## WRITTEN TASK
Wherever the string "intensity" appears in the listing, copy that line.

## SUPPLIED ENTRIES

◆ ◆ ◆ ◆

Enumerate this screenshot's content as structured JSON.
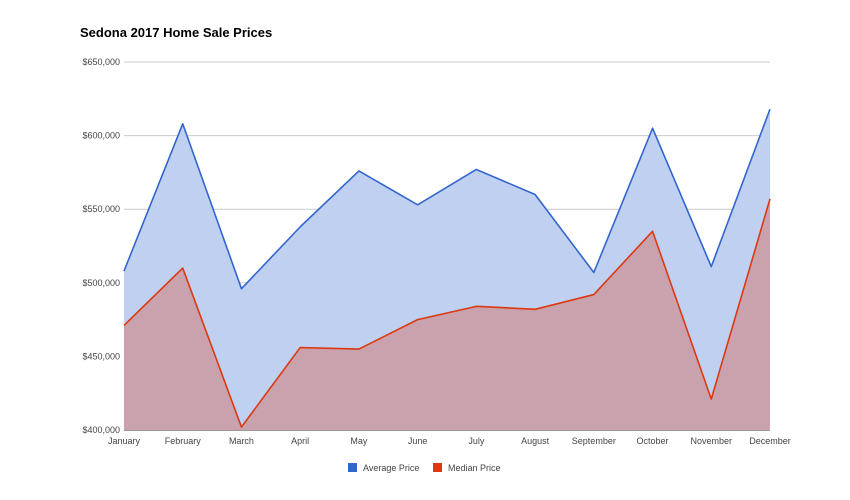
{
  "chart_data": {
    "type": "area",
    "title": "Sedona 2017 Home Sale Prices",
    "xlabel": "",
    "ylabel": "",
    "categories": [
      "January",
      "February",
      "March",
      "April",
      "May",
      "June",
      "July",
      "August",
      "September",
      "October",
      "November",
      "December"
    ],
    "ylim": [
      400000,
      650000
    ],
    "yticks": [
      400000,
      450000,
      500000,
      550000,
      600000,
      650000
    ],
    "ytick_labels": [
      "$400,000",
      "$450,000",
      "$500,000",
      "$550,000",
      "$600,000",
      "$650,000"
    ],
    "grid": true,
    "legend_position": "bottom",
    "series": [
      {
        "name": "Average Price",
        "color": "#3366cc",
        "fill": "#c0d0f0",
        "values": [
          508000,
          608000,
          496000,
          538000,
          576000,
          553000,
          577000,
          560000,
          507000,
          605000,
          511000,
          618000
        ]
      },
      {
        "name": "Median Price",
        "color": "#dc3912",
        "fill": "#c9a2ad",
        "values": [
          471000,
          510000,
          402000,
          456000,
          455000,
          475000,
          484000,
          482000,
          492000,
          535000,
          421000,
          557000
        ]
      }
    ]
  }
}
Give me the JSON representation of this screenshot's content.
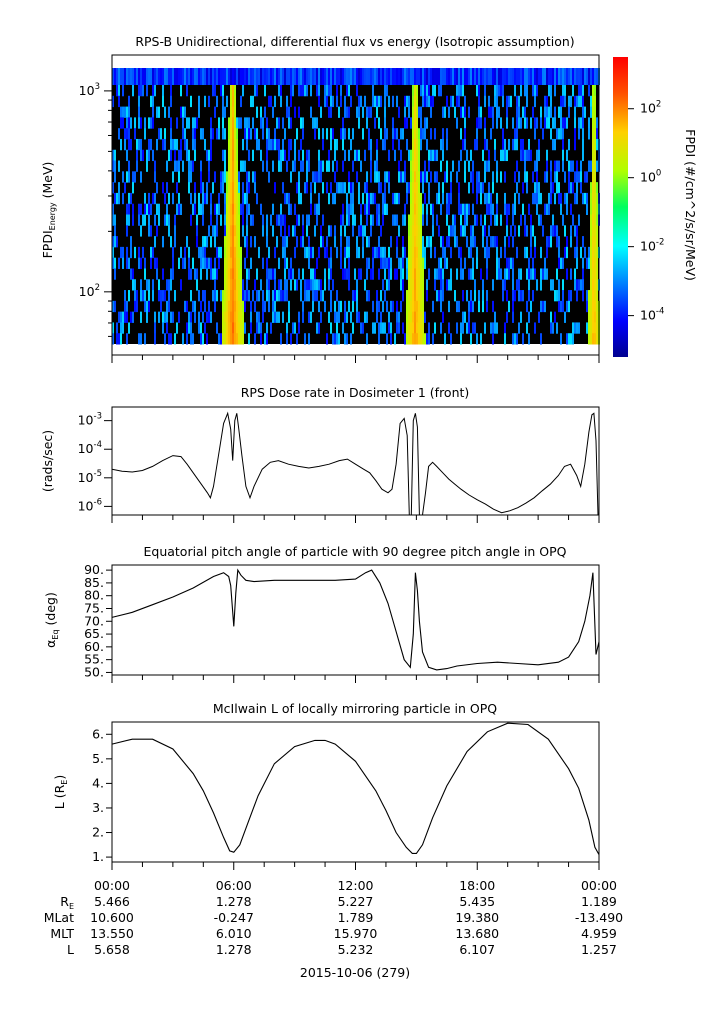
{
  "chart_data": [
    {
      "type": "heatmap",
      "title": "RPS-B  Unidirectional, differential flux vs energy (Isotropic assumption)",
      "ylabel_main": "FPDI",
      "ylabel_sub": "Energy",
      "ylabel_unit": "(MeV)",
      "y_scale": "log",
      "ylim": [
        55,
        1400
      ],
      "y_ticks": [
        {
          "value": 100,
          "base": "10",
          "exp": "2"
        },
        {
          "value": 1000,
          "base": "10",
          "exp": "3"
        }
      ],
      "colorbar": {
        "label": "FPDI (#/cm^2/s/sr/MeV)",
        "scale": "log",
        "range_exp": [
          -5.2,
          3.5
        ],
        "ticks": [
          {
            "exp": 2,
            "label_base": "10",
            "label_exp": "2"
          },
          {
            "exp": 0,
            "label_base": "10",
            "label_exp": "0"
          },
          {
            "exp": -2,
            "label_base": "10",
            "label_exp": "-2"
          },
          {
            "exp": -4,
            "label_base": "10",
            "label_exp": "-4"
          }
        ]
      },
      "belt_passes_hours": [
        {
          "center": 5.9,
          "width": 0.4,
          "intensity": 2.0
        },
        {
          "center": 14.9,
          "width": 0.35,
          "intensity": 1.6
        },
        {
          "center": 23.7,
          "width": 0.2,
          "intensity": 1.4
        }
      ],
      "energy_channels": 24
    },
    {
      "type": "line",
      "title": "RPS  Dose rate in Dosimeter 1 (front)",
      "ylabel": "(rads/sec)",
      "y_scale": "log",
      "ylim": [
        5e-07,
        0.003
      ],
      "y_ticks": [
        {
          "value": 0.001,
          "base": "10",
          "exp": "-3"
        },
        {
          "value": 0.0001,
          "base": "10",
          "exp": "-4"
        },
        {
          "value": 1e-05,
          "base": "10",
          "exp": "-5"
        },
        {
          "value": 1e-06,
          "base": "10",
          "exp": "-6"
        }
      ],
      "x_hours": [
        0,
        0.5,
        1,
        1.5,
        2,
        2.5,
        3,
        3.4,
        3.7,
        4,
        4.4,
        4.7,
        4.85,
        5,
        5.3,
        5.5,
        5.7,
        5.85,
        5.95,
        6.05,
        6.15,
        6.25,
        6.4,
        6.6,
        6.8,
        7,
        7.4,
        7.8,
        8.2,
        8.7,
        9.2,
        9.7,
        10.2,
        10.7,
        11.2,
        11.6,
        12,
        12.4,
        12.7,
        13,
        13.3,
        13.6,
        13.8,
        14.0,
        14.2,
        14.4,
        14.55,
        14.65,
        14.75,
        14.85,
        14.95,
        15.05,
        15.15,
        15.3,
        15.45,
        15.6,
        15.8,
        16.0,
        16.3,
        16.6,
        16.9,
        17.2,
        17.6,
        18,
        18.4,
        18.8,
        19.2,
        19.6,
        20,
        20.4,
        20.8,
        21.2,
        21.6,
        22,
        22.3,
        22.6,
        22.9,
        23.1,
        23.3,
        23.5,
        23.65,
        23.75,
        23.85,
        23.95,
        24
      ],
      "values": [
        2e-05,
        1.7e-05,
        1.6e-05,
        1.8e-05,
        2.5e-05,
        4e-05,
        6e-05,
        5.5e-05,
        3e-05,
        1.5e-05,
        6e-06,
        3e-06,
        2e-06,
        5e-06,
        0.0001,
        0.0008,
        0.0018,
        0.0005,
        4e-05,
        0.001,
        0.0018,
        0.0005,
        6e-05,
        5e-06,
        2e-06,
        5e-06,
        2e-05,
        3.5e-05,
        4e-05,
        3e-05,
        2.5e-05,
        2.2e-05,
        2.5e-05,
        3e-05,
        4e-05,
        4.5e-05,
        3e-05,
        2e-05,
        1.5e-05,
        8e-06,
        4e-06,
        3e-06,
        4e-06,
        3e-05,
        0.0008,
        0.0012,
        0.0003,
        5e-07,
        5e-07,
        0.001,
        0.0018,
        0.0006,
        5e-07,
        5e-07,
        3e-06,
        2.5e-05,
        3.5e-05,
        2.5e-05,
        1.5e-05,
        9e-06,
        6e-06,
        4e-06,
        2.5e-06,
        1.7e-06,
        1.2e-06,
        8e-07,
        6e-07,
        7e-07,
        9e-07,
        1.3e-06,
        2e-06,
        3.5e-06,
        6e-06,
        1.2e-05,
        2.5e-05,
        3e-05,
        1.2e-05,
        5e-06,
        3e-05,
        0.0004,
        0.0016,
        0.0018,
        0.0002,
        5e-07,
        5e-07
      ]
    },
    {
      "type": "line",
      "title": "Equatorial pitch angle of particle with 90 degree pitch angle in OPQ",
      "ylabel_main": "α",
      "ylabel_sub": "Eq",
      "ylabel_unit": "(deg)",
      "ylim": [
        49,
        92
      ],
      "y_ticks": [
        "90.",
        "85.",
        "80.",
        "75.",
        "70.",
        "65.",
        "60.",
        "55.",
        "50."
      ],
      "y_tick_values": [
        90,
        85,
        80,
        75,
        70,
        65,
        60,
        55,
        50
      ],
      "x_hours": [
        0,
        1,
        2,
        3,
        4,
        5,
        5.5,
        5.75,
        5.85,
        6.0,
        6.1,
        6.2,
        6.35,
        6.6,
        7,
        8,
        9,
        10,
        11,
        12,
        12.5,
        12.8,
        13.2,
        13.6,
        14.0,
        14.4,
        14.7,
        14.85,
        14.95,
        15.05,
        15.15,
        15.3,
        15.6,
        16,
        16.5,
        17,
        18,
        19,
        20,
        21,
        22,
        22.5,
        23,
        23.3,
        23.55,
        23.7,
        23.85,
        24
      ],
      "values": [
        71.5,
        73.5,
        76.5,
        79.5,
        83,
        87.5,
        89,
        87.5,
        84,
        68,
        81,
        90,
        88,
        86,
        85.5,
        86,
        86,
        86,
        86,
        86.5,
        89,
        90,
        85,
        77,
        66,
        55,
        52,
        65,
        89,
        82,
        70,
        58,
        52,
        51,
        51.5,
        52.5,
        53.5,
        54,
        53.5,
        53,
        54,
        56,
        62,
        70,
        80,
        89,
        57,
        62
      ]
    },
    {
      "type": "line",
      "title": "McIlwain L of locally mirroring particle in OPQ",
      "ylabel": "L (R",
      "ylabel_sub": "E",
      "ylabel_close": ")",
      "ylim": [
        0.8,
        6.5
      ],
      "y_ticks": [
        "6.",
        "5.",
        "4.",
        "3.",
        "2.",
        "1."
      ],
      "y_tick_values": [
        6,
        5,
        4,
        3,
        2,
        1
      ],
      "x_hours": [
        0,
        1,
        2,
        3,
        4,
        4.5,
        5,
        5.5,
        5.8,
        6,
        6.3,
        6.7,
        7.2,
        8,
        9,
        10,
        10.5,
        11,
        12,
        13,
        13.5,
        14,
        14.5,
        14.8,
        15,
        15.3,
        15.8,
        16.5,
        17.5,
        18.5,
        19.5,
        20.5,
        21.5,
        22.5,
        23,
        23.5,
        23.8,
        24
      ],
      "values": [
        5.6,
        5.8,
        5.8,
        5.4,
        4.4,
        3.7,
        2.8,
        1.8,
        1.25,
        1.2,
        1.5,
        2.4,
        3.5,
        4.8,
        5.5,
        5.75,
        5.75,
        5.6,
        4.9,
        3.7,
        2.9,
        2.0,
        1.4,
        1.15,
        1.15,
        1.5,
        2.6,
        3.9,
        5.3,
        6.1,
        6.45,
        6.4,
        5.8,
        4.6,
        3.8,
        2.5,
        1.4,
        1.1
      ]
    }
  ],
  "x_axis": {
    "tick_labels": [
      "00:00",
      "06:00",
      "12:00",
      "18:00",
      "00:00"
    ],
    "minor_ticks_hours": 1.5,
    "range_hours": [
      0,
      24
    ]
  },
  "ephemeris": {
    "rows": [
      {
        "label": "R",
        "label_sub": "E",
        "values": [
          "5.466",
          "1.278",
          "5.227",
          "5.435",
          "1.189"
        ]
      },
      {
        "label": "MLat",
        "label_sub": "",
        "values": [
          "10.600",
          "-0.247",
          "1.789",
          "19.380",
          "-13.490"
        ]
      },
      {
        "label": "MLT",
        "label_sub": "",
        "values": [
          "13.550",
          "6.010",
          "15.970",
          "13.680",
          "4.959"
        ]
      },
      {
        "label": "L",
        "label_sub": "",
        "values": [
          "5.658",
          "1.278",
          "5.232",
          "6.107",
          "1.257"
        ]
      }
    ],
    "date_label": "2015-10-06 (279)"
  }
}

◆ ◆ ◆ ◆

## THE OUTPUT
          "intensity": 2.0
          "intensity": 1.6
          "intensity": 1.4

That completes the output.